**Exercise directions:**
Copy every line of the data that contains the string "value".

**Source data:**
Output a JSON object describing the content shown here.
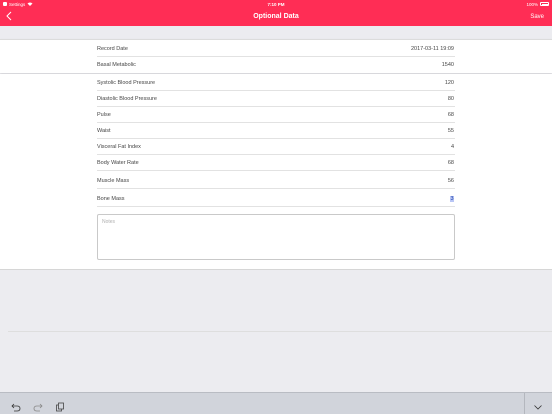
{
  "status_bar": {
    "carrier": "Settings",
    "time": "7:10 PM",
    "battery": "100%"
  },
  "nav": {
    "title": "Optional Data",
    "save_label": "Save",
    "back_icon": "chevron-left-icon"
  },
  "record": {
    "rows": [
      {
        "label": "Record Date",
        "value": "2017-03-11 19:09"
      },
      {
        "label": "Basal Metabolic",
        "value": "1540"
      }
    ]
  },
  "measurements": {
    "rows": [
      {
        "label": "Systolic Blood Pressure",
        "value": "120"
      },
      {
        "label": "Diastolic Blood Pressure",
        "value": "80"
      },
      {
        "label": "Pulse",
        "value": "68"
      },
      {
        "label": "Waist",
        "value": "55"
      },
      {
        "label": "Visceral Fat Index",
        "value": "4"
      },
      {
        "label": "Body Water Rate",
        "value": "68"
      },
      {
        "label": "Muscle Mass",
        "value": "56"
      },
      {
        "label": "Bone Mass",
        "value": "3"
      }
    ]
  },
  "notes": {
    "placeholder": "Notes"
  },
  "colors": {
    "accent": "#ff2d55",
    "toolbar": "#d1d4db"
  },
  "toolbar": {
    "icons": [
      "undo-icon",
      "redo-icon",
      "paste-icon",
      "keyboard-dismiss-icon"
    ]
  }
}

**Answer for the task:**
        "value": "2017-03-11 19:09"
        "value": "1540"
        "value": "120"
        "value": "80"
        "value": "68"
        "value": "55"
        "value": "4"
        "value": "68"
        "value": "56"
        "value": "3"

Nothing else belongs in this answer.